Make an exact copy of the records, with the images left out.

►

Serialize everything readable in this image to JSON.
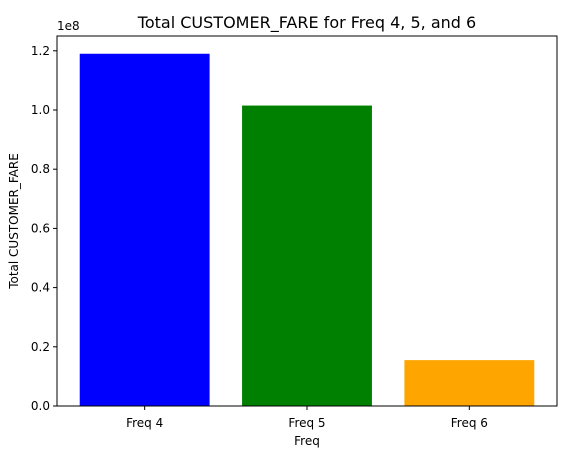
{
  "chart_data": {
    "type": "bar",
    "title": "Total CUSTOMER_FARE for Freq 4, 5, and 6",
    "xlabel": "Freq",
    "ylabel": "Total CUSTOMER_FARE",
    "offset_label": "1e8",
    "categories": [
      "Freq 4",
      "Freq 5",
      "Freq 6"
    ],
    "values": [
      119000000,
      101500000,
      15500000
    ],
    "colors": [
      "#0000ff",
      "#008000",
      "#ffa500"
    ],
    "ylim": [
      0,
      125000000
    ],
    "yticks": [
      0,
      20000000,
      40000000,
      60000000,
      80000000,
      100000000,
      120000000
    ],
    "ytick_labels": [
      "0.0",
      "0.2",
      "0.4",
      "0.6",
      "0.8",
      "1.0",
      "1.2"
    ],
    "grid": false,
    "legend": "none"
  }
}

◄

OUTPUT —
Serialize everything readable in this image to JSON.
{
  "chart_data": {
    "type": "bar",
    "title": "Total CUSTOMER_FARE for Freq 4, 5, and 6",
    "xlabel": "Freq",
    "ylabel": "Total CUSTOMER_FARE",
    "offset_label": "1e8",
    "categories": [
      "Freq 4",
      "Freq 5",
      "Freq 6"
    ],
    "values": [
      119000000,
      101500000,
      15500000
    ],
    "colors": [
      "#0000ff",
      "#008000",
      "#ffa500"
    ],
    "ylim": [
      0,
      125000000
    ],
    "yticks": [
      0,
      20000000,
      40000000,
      60000000,
      80000000,
      100000000,
      120000000
    ],
    "ytick_labels": [
      "0.0",
      "0.2",
      "0.4",
      "0.6",
      "0.8",
      "1.0",
      "1.2"
    ],
    "grid": false,
    "legend": "none"
  }
}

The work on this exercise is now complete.